Below are some records; repeat them all exactly, minus the pictures.

• Record list:
==*==

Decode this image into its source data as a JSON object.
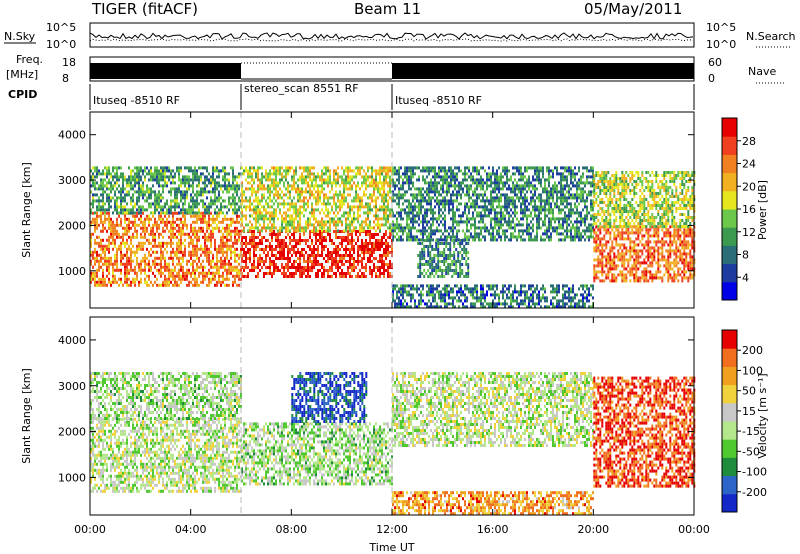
{
  "header": {
    "radar": "TIGER (fitACF)",
    "beam": "Beam 11",
    "date": "05/May/2011"
  },
  "top_panels": {
    "nsky_label": "N.Sky",
    "nsearch_label": "N.Search",
    "noise_ticks": [
      "10^5",
      "10^0"
    ],
    "freq_label": "Freq.",
    "freq_unit": "[MHz]",
    "freq_ticks": [
      "18",
      "8"
    ],
    "nave_label": "Nave",
    "nave_ticks": [
      "60",
      "0"
    ],
    "cpid_label": "CPID",
    "cpid_segments": [
      {
        "name": "Ituseq -8510 RF",
        "start_h": 0,
        "end_h": 6
      },
      {
        "name": "stereo_scan 8551 RF",
        "start_h": 6,
        "end_h": 12
      },
      {
        "name": "Ituseq -8510 RF",
        "start_h": 12,
        "end_h": 24
      }
    ]
  },
  "chart_data": [
    {
      "type": "heatmap",
      "panel": "power",
      "ylabel": "Slant Range [km]",
      "xlabel": "",
      "x_ticks": [
        "00:00",
        "04:00",
        "08:00",
        "12:00",
        "16:00",
        "20:00",
        "00:00"
      ],
      "y_ticks": [
        "1000",
        "2000",
        "3000",
        "4000"
      ],
      "xlim_h": [
        0,
        24
      ],
      "ylim_km": [
        180,
        4500
      ],
      "colorbar": {
        "label": "Power [dB]",
        "ticks": [
          "4",
          "8",
          "12",
          "16",
          "20",
          "24",
          "28"
        ],
        "range": [
          0,
          30
        ],
        "colors": [
          "#0000e6",
          "#1c3ca0",
          "#2a6e78",
          "#3c9a50",
          "#6cc84a",
          "#e6e61e",
          "#f0b020",
          "#f08020",
          "#f04020",
          "#e60000"
        ]
      },
      "regions": [
        {
          "t0": 0,
          "t1": 6,
          "r0": 700,
          "r1": 2300,
          "level": 0.75
        },
        {
          "t0": 0,
          "t1": 6,
          "r0": 2300,
          "r1": 3300,
          "level": 0.35
        },
        {
          "t0": 6,
          "t1": 12,
          "r0": 850,
          "r1": 1900,
          "level": 0.92
        },
        {
          "t0": 6,
          "t1": 12,
          "r0": 1900,
          "r1": 3300,
          "level": 0.55
        },
        {
          "t0": 12,
          "t1": 20,
          "r0": 1700,
          "r1": 3300,
          "level": 0.3
        },
        {
          "t0": 13,
          "t1": 15,
          "r0": 900,
          "r1": 1700,
          "level": 0.3
        },
        {
          "t0": 12,
          "t1": 20,
          "r0": 180,
          "r1": 700,
          "level": 0.25
        },
        {
          "t0": 20,
          "t1": 24,
          "r0": 800,
          "r1": 2000,
          "level": 0.78
        },
        {
          "t0": 20,
          "t1": 24,
          "r0": 2000,
          "r1": 3200,
          "level": 0.5
        }
      ]
    },
    {
      "type": "heatmap",
      "panel": "velocity",
      "ylabel": "Slant Range [km]",
      "xlabel": "Time UT",
      "x_ticks": [
        "00:00",
        "04:00",
        "08:00",
        "12:00",
        "16:00",
        "20:00",
        "00:00"
      ],
      "y_ticks": [
        "1000",
        "2000",
        "3000",
        "4000"
      ],
      "xlim_h": [
        0,
        24
      ],
      "ylim_km": [
        180,
        4500
      ],
      "colorbar": {
        "label": "Velocity [m s⁻¹]",
        "ticks": [
          "200",
          "100",
          "50",
          "15",
          "-15",
          "-50",
          "-100",
          "-200"
        ],
        "colors": [
          "#1428c8",
          "#2c64c8",
          "#1e8c3c",
          "#50c830",
          "#b4e68c",
          "#c8c8c8",
          "#f0d23c",
          "#f0a01e",
          "#f06e1e",
          "#e60000"
        ]
      },
      "regions": [
        {
          "t0": 0,
          "t1": 6,
          "r0": 700,
          "r1": 2300,
          "level": 0.5
        },
        {
          "t0": 0,
          "t1": 6,
          "r0": 2300,
          "r1": 3300,
          "level": 0.45
        },
        {
          "t0": 6,
          "t1": 12,
          "r0": 850,
          "r1": 2200,
          "level": 0.45
        },
        {
          "t0": 8,
          "t1": 11,
          "r0": 2200,
          "r1": 3300,
          "level": 0.1
        },
        {
          "t0": 12,
          "t1": 20,
          "r0": 1700,
          "r1": 3300,
          "level": 0.5
        },
        {
          "t0": 12,
          "t1": 20,
          "r0": 180,
          "r1": 700,
          "level": 0.75
        },
        {
          "t0": 20,
          "t1": 24,
          "r0": 800,
          "r1": 3200,
          "level": 0.9
        }
      ]
    }
  ]
}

==*==

• Result:
Decode this image into its source data as a JSON object.
{
  "header": {
    "radar": "TIGER (fitACF)",
    "beam": "Beam 11",
    "date": "05/May/2011"
  },
  "top_panels": {
    "nsky_label": "N.Sky",
    "nsearch_label": "N.Search",
    "noise_ticks": [
      "10^5",
      "10^0"
    ],
    "freq_label": "Freq.",
    "freq_unit": "[MHz]",
    "freq_ticks": [
      "18",
      "8"
    ],
    "nave_label": "Nave",
    "nave_ticks": [
      "60",
      "0"
    ],
    "cpid_label": "CPID",
    "cpid_segments": [
      {
        "name": "Ituseq -8510 RF",
        "start_h": 0,
        "end_h": 6
      },
      {
        "name": "stereo_scan 8551 RF",
        "start_h": 6,
        "end_h": 12
      },
      {
        "name": "Ituseq -8510 RF",
        "start_h": 12,
        "end_h": 24
      }
    ]
  },
  "chart_data": [
    {
      "type": "heatmap",
      "panel": "power",
      "ylabel": "Slant Range [km]",
      "xlabel": "",
      "x_ticks": [
        "00:00",
        "04:00",
        "08:00",
        "12:00",
        "16:00",
        "20:00",
        "00:00"
      ],
      "y_ticks": [
        "1000",
        "2000",
        "3000",
        "4000"
      ],
      "xlim_h": [
        0,
        24
      ],
      "ylim_km": [
        180,
        4500
      ],
      "colorbar": {
        "label": "Power [dB]",
        "ticks": [
          "4",
          "8",
          "12",
          "16",
          "20",
          "24",
          "28"
        ],
        "range": [
          0,
          30
        ],
        "colors": [
          "#0000e6",
          "#1c3ca0",
          "#2a6e78",
          "#3c9a50",
          "#6cc84a",
          "#e6e61e",
          "#f0b020",
          "#f08020",
          "#f04020",
          "#e60000"
        ]
      },
      "regions": [
        {
          "t0": 0,
          "t1": 6,
          "r0": 700,
          "r1": 2300,
          "level": 0.75
        },
        {
          "t0": 0,
          "t1": 6,
          "r0": 2300,
          "r1": 3300,
          "level": 0.35
        },
        {
          "t0": 6,
          "t1": 12,
          "r0": 850,
          "r1": 1900,
          "level": 0.92
        },
        {
          "t0": 6,
          "t1": 12,
          "r0": 1900,
          "r1": 3300,
          "level": 0.55
        },
        {
          "t0": 12,
          "t1": 20,
          "r0": 1700,
          "r1": 3300,
          "level": 0.3
        },
        {
          "t0": 13,
          "t1": 15,
          "r0": 900,
          "r1": 1700,
          "level": 0.3
        },
        {
          "t0": 12,
          "t1": 20,
          "r0": 180,
          "r1": 700,
          "level": 0.25
        },
        {
          "t0": 20,
          "t1": 24,
          "r0": 800,
          "r1": 2000,
          "level": 0.78
        },
        {
          "t0": 20,
          "t1": 24,
          "r0": 2000,
          "r1": 3200,
          "level": 0.5
        }
      ]
    },
    {
      "type": "heatmap",
      "panel": "velocity",
      "ylabel": "Slant Range [km]",
      "xlabel": "Time UT",
      "x_ticks": [
        "00:00",
        "04:00",
        "08:00",
        "12:00",
        "16:00",
        "20:00",
        "00:00"
      ],
      "y_ticks": [
        "1000",
        "2000",
        "3000",
        "4000"
      ],
      "xlim_h": [
        0,
        24
      ],
      "ylim_km": [
        180,
        4500
      ],
      "colorbar": {
        "label": "Velocity [m s⁻¹]",
        "ticks": [
          "200",
          "100",
          "50",
          "15",
          "-15",
          "-50",
          "-100",
          "-200"
        ],
        "colors": [
          "#1428c8",
          "#2c64c8",
          "#1e8c3c",
          "#50c830",
          "#b4e68c",
          "#c8c8c8",
          "#f0d23c",
          "#f0a01e",
          "#f06e1e",
          "#e60000"
        ]
      },
      "regions": [
        {
          "t0": 0,
          "t1": 6,
          "r0": 700,
          "r1": 2300,
          "level": 0.5
        },
        {
          "t0": 0,
          "t1": 6,
          "r0": 2300,
          "r1": 3300,
          "level": 0.45
        },
        {
          "t0": 6,
          "t1": 12,
          "r0": 850,
          "r1": 2200,
          "level": 0.45
        },
        {
          "t0": 8,
          "t1": 11,
          "r0": 2200,
          "r1": 3300,
          "level": 0.1
        },
        {
          "t0": 12,
          "t1": 20,
          "r0": 1700,
          "r1": 3300,
          "level": 0.5
        },
        {
          "t0": 12,
          "t1": 20,
          "r0": 180,
          "r1": 700,
          "level": 0.75
        },
        {
          "t0": 20,
          "t1": 24,
          "r0": 800,
          "r1": 3200,
          "level": 0.9
        }
      ]
    }
  ]
}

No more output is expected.